DATA EXTRACT:
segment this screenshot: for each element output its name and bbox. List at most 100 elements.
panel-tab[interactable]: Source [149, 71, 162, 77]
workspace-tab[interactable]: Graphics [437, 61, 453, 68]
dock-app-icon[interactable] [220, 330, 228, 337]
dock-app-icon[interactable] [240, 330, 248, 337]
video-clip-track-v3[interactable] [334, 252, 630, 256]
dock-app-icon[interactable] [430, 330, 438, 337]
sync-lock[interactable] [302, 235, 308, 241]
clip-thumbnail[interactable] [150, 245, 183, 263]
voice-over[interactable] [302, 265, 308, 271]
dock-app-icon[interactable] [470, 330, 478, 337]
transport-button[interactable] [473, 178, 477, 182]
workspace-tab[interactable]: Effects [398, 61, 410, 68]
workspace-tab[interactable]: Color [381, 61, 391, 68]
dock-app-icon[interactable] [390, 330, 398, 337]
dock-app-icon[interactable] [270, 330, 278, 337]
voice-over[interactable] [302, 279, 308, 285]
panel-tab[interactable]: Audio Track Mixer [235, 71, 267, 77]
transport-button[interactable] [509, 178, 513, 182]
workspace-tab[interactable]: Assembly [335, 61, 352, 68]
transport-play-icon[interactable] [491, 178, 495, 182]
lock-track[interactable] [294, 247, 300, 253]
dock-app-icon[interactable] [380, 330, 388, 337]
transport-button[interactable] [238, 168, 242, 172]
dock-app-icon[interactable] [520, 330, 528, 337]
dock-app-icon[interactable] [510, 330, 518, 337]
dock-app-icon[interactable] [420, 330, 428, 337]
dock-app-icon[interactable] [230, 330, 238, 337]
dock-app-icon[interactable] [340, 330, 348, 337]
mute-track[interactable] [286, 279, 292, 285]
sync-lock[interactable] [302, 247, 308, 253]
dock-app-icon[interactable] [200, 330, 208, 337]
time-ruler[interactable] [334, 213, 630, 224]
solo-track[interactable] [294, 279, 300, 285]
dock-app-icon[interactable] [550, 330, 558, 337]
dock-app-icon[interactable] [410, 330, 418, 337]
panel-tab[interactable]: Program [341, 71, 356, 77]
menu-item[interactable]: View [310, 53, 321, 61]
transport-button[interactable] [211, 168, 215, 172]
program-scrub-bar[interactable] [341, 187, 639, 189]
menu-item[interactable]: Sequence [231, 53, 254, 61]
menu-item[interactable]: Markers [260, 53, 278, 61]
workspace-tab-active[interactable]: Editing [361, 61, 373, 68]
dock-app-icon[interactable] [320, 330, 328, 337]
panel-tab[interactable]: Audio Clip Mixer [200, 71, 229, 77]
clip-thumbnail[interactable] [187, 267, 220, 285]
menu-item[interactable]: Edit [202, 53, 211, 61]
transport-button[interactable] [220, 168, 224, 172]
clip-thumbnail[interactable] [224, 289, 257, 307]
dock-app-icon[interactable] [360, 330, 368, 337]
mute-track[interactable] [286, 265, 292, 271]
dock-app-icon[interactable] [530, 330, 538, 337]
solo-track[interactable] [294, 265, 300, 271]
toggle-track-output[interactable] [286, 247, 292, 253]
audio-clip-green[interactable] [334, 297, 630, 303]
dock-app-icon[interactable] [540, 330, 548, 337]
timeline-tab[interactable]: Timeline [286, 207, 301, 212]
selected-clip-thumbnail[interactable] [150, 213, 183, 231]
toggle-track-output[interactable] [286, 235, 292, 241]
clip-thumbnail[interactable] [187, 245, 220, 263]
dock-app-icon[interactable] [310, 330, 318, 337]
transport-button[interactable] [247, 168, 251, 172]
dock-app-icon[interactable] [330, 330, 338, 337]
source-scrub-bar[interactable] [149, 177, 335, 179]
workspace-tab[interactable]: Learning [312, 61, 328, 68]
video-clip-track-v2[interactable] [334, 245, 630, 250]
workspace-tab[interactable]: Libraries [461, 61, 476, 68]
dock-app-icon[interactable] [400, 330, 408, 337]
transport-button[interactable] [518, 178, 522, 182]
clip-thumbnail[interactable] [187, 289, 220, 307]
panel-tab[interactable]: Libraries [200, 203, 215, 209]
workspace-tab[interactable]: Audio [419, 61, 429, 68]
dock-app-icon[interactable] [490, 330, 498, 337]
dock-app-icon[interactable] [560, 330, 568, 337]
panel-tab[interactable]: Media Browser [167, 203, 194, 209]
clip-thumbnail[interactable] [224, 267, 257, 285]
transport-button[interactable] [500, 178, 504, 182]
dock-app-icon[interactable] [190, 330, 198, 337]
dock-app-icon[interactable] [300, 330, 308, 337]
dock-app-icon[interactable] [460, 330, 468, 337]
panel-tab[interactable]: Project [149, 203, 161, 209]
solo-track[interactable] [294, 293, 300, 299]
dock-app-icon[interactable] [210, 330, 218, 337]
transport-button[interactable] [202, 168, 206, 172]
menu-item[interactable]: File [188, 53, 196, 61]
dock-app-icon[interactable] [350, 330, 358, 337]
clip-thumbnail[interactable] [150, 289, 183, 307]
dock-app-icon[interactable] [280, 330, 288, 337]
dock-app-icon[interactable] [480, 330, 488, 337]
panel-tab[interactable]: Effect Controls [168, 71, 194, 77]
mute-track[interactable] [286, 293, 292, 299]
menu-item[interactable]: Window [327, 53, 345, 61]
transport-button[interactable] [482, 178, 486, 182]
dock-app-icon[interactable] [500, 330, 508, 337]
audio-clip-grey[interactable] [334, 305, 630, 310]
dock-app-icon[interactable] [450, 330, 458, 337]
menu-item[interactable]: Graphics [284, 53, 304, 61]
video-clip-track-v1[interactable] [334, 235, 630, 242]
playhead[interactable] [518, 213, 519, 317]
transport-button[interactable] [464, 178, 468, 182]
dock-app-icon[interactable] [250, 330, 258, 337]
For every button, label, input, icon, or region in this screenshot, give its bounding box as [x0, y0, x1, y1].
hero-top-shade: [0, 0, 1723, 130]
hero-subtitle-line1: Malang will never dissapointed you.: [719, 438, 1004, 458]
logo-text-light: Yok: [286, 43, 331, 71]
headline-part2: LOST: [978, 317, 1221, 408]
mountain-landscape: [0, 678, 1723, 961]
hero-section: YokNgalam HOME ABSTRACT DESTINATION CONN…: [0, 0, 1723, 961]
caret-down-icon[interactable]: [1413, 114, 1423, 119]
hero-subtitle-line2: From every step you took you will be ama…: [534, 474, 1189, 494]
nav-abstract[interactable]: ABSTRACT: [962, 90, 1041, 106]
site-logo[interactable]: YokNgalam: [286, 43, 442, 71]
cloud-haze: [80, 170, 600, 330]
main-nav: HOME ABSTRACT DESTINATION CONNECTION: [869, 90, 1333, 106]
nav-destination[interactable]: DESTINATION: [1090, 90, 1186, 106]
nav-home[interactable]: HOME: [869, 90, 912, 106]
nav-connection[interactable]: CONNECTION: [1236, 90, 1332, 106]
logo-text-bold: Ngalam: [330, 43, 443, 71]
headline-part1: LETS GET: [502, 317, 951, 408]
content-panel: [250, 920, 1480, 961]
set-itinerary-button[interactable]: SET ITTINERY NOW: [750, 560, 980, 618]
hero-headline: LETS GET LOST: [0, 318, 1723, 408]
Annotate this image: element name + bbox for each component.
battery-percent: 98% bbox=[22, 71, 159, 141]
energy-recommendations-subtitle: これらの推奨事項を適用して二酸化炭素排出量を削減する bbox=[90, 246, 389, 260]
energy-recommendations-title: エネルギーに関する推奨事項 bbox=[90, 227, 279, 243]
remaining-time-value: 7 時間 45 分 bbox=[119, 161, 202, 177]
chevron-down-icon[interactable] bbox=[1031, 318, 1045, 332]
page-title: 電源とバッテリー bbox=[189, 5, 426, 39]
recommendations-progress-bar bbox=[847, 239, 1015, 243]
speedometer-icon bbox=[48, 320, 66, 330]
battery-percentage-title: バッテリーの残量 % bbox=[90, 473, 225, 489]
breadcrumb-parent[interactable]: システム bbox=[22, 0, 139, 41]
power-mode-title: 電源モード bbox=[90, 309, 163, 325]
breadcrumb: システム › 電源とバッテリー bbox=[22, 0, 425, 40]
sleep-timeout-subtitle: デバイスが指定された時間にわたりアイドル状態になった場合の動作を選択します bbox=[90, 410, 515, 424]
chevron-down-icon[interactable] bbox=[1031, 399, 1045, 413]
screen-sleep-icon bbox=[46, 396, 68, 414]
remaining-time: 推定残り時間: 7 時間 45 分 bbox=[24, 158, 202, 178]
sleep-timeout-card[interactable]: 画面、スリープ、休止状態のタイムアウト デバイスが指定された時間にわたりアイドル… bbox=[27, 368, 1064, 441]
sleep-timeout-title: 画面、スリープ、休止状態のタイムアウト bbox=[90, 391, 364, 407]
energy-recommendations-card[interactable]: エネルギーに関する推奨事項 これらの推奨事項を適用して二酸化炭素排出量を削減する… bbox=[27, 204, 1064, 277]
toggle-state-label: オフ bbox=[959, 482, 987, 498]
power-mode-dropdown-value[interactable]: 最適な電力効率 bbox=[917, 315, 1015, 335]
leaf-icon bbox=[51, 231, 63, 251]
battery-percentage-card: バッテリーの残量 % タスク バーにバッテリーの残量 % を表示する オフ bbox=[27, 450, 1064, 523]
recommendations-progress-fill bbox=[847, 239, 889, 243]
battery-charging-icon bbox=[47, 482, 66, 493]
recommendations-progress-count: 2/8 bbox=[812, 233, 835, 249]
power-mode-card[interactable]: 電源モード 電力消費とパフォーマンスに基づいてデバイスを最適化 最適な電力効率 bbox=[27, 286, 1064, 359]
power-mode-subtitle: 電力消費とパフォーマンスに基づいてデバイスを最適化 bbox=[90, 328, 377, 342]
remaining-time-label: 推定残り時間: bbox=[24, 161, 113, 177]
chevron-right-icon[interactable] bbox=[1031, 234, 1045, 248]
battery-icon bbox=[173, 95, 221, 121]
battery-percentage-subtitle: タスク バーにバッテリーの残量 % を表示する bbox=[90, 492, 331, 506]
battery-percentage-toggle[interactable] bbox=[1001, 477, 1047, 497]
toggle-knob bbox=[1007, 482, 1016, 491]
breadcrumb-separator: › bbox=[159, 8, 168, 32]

DIRECTIVE: Quote the entries from the first line up to and including the line with "menu-item[interactable]: Sequence [231, 53, 254, 61]".

SOLUTION FOR THIS PROBLEM:
segment this screenshot: for each element output its name and bbox. List at most 100 elements.
panel-tab[interactable]: Source [149, 71, 162, 77]
workspace-tab[interactable]: Graphics [437, 61, 453, 68]
dock-app-icon[interactable] [220, 330, 228, 337]
dock-app-icon[interactable] [240, 330, 248, 337]
video-clip-track-v3[interactable] [334, 252, 630, 256]
dock-app-icon[interactable] [430, 330, 438, 337]
sync-lock[interactable] [302, 235, 308, 241]
clip-thumbnail[interactable] [150, 245, 183, 263]
voice-over[interactable] [302, 265, 308, 271]
dock-app-icon[interactable] [470, 330, 478, 337]
transport-button[interactable] [473, 178, 477, 182]
workspace-tab[interactable]: Effects [398, 61, 410, 68]
workspace-tab[interactable]: Color [381, 61, 391, 68]
dock-app-icon[interactable] [390, 330, 398, 337]
dock-app-icon[interactable] [270, 330, 278, 337]
voice-over[interactable] [302, 279, 308, 285]
panel-tab[interactable]: Audio Track Mixer [235, 71, 267, 77]
transport-button[interactable] [509, 178, 513, 182]
workspace-tab[interactable]: Assembly [335, 61, 352, 68]
transport-play-icon[interactable] [491, 178, 495, 182]
lock-track[interactable] [294, 247, 300, 253]
dock-app-icon[interactable] [380, 330, 388, 337]
transport-button[interactable] [238, 168, 242, 172]
dock-app-icon[interactable] [520, 330, 528, 337]
dock-app-icon[interactable] [510, 330, 518, 337]
dock-app-icon[interactable] [420, 330, 428, 337]
dock-app-icon[interactable] [230, 330, 238, 337]
dock-app-icon[interactable] [340, 330, 348, 337]
mute-track[interactable] [286, 279, 292, 285]
sync-lock[interactable] [302, 247, 308, 253]
dock-app-icon[interactable] [200, 330, 208, 337]
time-ruler[interactable] [334, 213, 630, 224]
solo-track[interactable] [294, 279, 300, 285]
dock-app-icon[interactable] [550, 330, 558, 337]
dock-app-icon[interactable] [410, 330, 418, 337]
panel-tab[interactable]: Program [341, 71, 356, 77]
menu-item[interactable]: View [310, 53, 321, 61]
transport-button[interactable] [211, 168, 215, 172]
program-scrub-bar[interactable] [341, 187, 639, 189]
menu-item[interactable]: Sequence [231, 53, 254, 61]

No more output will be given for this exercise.